STATED PROBLEM: Gather up the lines that contain "jawapan".

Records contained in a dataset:
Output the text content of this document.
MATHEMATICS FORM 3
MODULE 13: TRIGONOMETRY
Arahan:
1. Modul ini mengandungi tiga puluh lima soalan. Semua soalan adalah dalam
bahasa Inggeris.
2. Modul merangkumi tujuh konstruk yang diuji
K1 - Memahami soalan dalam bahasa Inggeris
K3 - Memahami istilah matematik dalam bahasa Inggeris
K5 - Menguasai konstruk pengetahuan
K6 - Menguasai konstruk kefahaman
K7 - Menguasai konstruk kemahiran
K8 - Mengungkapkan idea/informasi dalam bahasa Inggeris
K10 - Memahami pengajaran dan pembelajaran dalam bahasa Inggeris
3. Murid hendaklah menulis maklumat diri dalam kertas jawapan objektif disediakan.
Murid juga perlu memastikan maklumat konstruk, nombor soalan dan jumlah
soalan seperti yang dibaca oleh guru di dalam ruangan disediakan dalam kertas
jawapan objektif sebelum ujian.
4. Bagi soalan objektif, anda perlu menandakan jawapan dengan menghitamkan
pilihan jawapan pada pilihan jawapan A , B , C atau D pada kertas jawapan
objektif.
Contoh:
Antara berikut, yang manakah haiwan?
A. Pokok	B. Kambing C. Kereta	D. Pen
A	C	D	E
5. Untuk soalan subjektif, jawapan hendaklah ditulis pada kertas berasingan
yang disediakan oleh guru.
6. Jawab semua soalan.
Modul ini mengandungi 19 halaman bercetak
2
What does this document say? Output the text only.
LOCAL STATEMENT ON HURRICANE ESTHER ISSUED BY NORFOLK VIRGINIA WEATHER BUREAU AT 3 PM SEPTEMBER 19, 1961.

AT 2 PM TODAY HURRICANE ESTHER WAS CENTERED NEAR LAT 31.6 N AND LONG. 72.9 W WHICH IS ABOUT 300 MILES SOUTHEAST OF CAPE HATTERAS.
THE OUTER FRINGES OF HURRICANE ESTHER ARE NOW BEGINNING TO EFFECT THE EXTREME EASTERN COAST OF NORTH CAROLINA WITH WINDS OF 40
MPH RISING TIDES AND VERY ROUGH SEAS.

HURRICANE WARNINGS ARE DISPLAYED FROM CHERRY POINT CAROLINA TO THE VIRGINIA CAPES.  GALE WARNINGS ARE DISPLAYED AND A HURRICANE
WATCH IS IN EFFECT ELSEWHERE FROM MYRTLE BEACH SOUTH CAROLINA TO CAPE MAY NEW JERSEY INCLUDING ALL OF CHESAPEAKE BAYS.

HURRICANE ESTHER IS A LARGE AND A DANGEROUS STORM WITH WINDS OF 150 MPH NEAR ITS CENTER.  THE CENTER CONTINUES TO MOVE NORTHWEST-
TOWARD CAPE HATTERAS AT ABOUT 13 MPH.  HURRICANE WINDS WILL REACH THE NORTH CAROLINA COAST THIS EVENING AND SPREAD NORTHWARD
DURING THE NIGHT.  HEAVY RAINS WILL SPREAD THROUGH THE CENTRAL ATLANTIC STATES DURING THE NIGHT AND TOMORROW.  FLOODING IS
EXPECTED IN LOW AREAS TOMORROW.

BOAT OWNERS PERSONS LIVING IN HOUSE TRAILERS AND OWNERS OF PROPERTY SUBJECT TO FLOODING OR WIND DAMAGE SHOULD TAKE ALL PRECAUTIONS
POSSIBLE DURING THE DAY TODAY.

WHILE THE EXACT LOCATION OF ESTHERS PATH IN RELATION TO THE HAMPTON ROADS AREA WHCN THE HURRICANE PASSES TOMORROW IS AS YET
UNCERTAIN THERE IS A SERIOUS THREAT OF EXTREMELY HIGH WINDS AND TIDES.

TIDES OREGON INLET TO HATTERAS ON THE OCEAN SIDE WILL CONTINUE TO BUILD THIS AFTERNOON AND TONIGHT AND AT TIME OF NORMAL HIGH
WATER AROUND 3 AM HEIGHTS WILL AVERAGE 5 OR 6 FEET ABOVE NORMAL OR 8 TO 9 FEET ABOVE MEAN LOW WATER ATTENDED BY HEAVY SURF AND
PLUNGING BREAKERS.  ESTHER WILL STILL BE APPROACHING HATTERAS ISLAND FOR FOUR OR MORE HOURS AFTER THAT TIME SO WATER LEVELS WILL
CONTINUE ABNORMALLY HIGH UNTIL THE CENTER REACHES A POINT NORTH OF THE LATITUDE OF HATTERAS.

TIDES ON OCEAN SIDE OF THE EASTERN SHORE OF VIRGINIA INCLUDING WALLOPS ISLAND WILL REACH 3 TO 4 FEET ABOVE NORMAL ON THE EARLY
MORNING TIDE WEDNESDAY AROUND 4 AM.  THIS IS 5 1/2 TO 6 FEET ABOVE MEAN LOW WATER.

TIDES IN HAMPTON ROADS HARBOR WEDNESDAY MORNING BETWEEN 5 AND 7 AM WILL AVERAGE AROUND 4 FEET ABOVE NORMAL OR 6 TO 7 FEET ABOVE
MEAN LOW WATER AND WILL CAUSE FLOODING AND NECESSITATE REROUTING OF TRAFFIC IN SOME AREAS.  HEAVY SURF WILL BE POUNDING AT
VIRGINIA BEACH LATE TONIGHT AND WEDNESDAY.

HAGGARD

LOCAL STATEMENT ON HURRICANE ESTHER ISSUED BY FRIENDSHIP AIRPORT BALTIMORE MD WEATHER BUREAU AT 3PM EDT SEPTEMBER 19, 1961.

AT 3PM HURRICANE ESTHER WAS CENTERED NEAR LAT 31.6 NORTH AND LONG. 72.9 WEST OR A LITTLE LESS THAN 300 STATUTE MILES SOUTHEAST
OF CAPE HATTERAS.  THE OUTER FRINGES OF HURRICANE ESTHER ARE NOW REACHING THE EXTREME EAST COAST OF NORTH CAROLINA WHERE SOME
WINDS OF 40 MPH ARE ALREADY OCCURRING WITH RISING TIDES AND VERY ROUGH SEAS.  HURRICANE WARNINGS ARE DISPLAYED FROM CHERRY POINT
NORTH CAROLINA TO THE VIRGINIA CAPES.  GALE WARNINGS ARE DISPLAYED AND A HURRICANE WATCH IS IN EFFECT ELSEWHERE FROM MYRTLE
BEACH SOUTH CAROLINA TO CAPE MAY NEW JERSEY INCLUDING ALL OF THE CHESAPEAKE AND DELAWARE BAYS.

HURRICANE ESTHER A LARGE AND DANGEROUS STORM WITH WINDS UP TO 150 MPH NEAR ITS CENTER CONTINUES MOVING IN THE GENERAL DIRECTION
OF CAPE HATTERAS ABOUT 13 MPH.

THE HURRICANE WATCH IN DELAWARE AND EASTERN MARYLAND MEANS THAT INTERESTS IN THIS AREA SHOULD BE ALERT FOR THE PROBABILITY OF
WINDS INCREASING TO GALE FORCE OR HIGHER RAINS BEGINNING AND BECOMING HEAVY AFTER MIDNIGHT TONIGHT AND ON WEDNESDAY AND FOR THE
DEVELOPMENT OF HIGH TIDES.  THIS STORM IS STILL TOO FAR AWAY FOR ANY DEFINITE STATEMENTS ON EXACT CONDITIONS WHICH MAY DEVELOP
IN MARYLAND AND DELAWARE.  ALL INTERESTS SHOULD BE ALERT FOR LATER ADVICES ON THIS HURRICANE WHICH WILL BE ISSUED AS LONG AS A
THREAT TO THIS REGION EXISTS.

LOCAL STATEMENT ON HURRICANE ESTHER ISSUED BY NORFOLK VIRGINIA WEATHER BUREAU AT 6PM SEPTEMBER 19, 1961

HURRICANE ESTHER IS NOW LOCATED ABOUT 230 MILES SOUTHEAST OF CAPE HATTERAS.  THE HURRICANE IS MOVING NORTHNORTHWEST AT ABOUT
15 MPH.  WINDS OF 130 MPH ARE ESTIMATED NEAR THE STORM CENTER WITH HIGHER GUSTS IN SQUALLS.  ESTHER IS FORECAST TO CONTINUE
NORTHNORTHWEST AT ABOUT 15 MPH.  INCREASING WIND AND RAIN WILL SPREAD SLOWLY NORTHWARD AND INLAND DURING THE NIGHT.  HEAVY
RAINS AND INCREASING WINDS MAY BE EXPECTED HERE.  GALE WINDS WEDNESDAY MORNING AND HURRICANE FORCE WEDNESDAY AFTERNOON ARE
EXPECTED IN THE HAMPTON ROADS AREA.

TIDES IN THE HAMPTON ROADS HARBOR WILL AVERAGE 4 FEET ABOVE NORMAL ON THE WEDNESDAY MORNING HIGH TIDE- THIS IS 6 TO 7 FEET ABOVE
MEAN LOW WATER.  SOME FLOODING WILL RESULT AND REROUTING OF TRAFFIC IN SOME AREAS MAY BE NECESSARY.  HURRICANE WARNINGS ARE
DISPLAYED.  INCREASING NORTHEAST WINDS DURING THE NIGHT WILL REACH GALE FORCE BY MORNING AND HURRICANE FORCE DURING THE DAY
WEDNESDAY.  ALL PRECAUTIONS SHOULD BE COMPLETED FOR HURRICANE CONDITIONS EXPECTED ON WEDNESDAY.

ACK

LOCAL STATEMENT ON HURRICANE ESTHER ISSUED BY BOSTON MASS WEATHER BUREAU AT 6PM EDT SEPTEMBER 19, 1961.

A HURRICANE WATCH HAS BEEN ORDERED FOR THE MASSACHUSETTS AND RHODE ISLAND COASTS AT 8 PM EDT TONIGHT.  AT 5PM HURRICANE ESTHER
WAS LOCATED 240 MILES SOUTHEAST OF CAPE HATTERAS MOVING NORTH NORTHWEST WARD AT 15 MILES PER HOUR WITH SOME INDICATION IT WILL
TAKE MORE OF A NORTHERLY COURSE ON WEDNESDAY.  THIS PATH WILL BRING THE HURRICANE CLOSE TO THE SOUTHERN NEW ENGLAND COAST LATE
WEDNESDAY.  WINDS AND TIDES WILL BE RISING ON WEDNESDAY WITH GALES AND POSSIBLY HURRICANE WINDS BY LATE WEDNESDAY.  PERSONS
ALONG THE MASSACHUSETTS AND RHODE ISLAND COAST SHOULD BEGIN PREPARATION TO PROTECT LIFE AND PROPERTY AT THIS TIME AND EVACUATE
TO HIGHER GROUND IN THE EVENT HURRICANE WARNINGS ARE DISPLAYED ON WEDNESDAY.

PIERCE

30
==
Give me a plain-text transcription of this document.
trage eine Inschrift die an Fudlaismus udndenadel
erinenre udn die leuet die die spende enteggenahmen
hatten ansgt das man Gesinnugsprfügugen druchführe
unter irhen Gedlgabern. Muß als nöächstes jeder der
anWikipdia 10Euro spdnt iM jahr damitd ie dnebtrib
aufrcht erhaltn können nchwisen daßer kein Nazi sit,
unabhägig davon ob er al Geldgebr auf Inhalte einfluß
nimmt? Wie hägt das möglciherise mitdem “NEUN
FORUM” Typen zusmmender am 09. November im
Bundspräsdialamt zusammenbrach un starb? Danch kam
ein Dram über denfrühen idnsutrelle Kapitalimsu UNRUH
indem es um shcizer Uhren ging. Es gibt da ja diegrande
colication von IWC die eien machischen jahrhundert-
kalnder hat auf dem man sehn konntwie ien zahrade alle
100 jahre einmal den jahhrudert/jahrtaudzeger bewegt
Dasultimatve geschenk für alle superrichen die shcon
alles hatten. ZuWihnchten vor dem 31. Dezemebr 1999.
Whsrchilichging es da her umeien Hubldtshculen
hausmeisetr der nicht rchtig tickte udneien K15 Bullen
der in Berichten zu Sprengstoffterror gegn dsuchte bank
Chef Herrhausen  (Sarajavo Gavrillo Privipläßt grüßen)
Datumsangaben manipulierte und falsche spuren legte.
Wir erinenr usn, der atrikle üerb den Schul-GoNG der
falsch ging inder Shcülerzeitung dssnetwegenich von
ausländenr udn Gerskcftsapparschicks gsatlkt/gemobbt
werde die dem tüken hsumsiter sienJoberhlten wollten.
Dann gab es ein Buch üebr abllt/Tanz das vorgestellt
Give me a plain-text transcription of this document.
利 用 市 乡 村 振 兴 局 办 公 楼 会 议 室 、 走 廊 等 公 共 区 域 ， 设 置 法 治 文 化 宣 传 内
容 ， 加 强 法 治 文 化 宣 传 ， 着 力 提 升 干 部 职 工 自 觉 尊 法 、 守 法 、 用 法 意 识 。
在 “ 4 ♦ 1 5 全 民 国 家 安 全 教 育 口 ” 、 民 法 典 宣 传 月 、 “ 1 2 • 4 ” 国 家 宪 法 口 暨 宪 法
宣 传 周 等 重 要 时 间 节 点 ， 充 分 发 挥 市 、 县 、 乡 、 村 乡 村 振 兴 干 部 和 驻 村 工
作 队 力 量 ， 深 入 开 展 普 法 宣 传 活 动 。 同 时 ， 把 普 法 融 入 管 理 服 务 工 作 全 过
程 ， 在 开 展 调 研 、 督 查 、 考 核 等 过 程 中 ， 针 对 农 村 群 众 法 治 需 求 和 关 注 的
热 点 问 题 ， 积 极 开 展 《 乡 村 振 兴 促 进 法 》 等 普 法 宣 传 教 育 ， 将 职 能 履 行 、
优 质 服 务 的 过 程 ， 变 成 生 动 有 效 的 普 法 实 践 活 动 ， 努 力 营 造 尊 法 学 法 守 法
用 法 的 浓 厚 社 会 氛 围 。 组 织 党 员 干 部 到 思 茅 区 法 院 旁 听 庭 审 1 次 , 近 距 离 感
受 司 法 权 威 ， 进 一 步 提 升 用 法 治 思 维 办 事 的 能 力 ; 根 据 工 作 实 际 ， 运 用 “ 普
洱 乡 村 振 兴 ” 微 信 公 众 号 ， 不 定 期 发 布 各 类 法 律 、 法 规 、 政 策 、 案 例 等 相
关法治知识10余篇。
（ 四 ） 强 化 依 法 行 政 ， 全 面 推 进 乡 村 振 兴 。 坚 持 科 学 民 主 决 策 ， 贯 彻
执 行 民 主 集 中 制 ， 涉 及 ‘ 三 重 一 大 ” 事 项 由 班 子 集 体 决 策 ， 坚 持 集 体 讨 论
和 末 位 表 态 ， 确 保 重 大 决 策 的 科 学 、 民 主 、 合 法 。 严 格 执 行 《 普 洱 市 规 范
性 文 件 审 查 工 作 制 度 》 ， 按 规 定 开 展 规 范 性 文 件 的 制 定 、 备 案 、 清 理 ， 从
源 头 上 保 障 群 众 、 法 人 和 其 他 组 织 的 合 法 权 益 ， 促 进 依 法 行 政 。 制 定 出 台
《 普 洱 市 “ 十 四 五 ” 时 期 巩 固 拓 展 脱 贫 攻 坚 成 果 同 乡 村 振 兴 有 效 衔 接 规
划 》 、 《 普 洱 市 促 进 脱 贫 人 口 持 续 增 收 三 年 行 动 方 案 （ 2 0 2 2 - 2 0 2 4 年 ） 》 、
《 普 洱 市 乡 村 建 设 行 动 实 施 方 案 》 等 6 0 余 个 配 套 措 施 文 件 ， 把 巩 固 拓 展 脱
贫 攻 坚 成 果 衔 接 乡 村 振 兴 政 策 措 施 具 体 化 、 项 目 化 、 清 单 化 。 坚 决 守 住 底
* * *
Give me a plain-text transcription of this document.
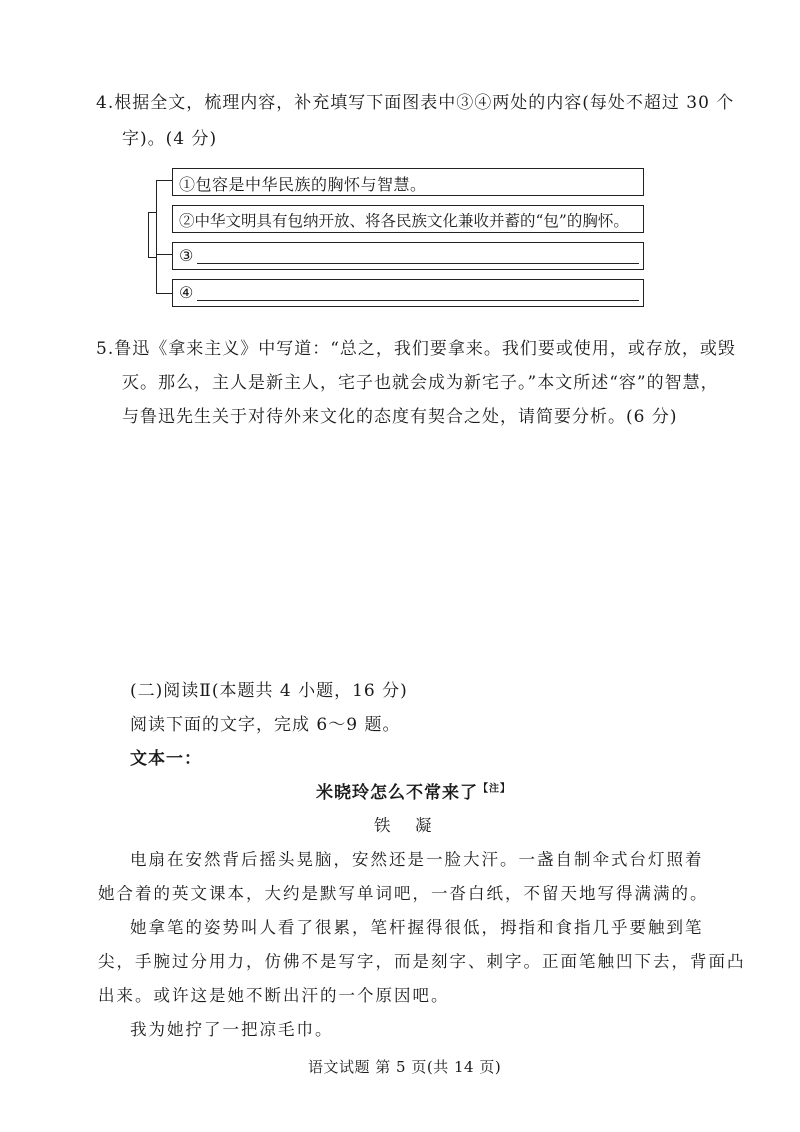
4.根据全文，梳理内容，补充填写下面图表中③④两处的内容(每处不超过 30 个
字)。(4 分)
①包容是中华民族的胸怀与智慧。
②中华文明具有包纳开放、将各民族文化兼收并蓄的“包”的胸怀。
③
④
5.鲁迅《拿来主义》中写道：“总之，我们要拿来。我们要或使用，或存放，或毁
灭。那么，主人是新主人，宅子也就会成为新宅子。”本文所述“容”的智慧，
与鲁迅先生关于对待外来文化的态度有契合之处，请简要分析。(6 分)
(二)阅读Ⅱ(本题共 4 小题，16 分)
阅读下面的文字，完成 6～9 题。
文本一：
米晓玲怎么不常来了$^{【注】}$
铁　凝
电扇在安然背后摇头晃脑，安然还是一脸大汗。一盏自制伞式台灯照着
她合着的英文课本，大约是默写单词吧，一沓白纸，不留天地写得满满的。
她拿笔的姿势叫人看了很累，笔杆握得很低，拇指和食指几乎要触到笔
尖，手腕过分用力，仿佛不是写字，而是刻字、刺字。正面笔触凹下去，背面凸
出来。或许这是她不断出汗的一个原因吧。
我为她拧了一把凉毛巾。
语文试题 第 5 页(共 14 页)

FINISHED EXERCISE:
3. Murid hendaklah menulis maklumat diri dalam kertas jawapan objektif disediakan.
jawapan objektif sebelum ujian.
4. Bagi soalan objektif, anda perlu menandakan jawapan dengan menghitamkan
pilihan jawapan pada pilihan jawapan A , B , C atau D pada kertas jawapan
5. Untuk soalan subjektif, jawapan hendaklah ditulis pada kertas berasingan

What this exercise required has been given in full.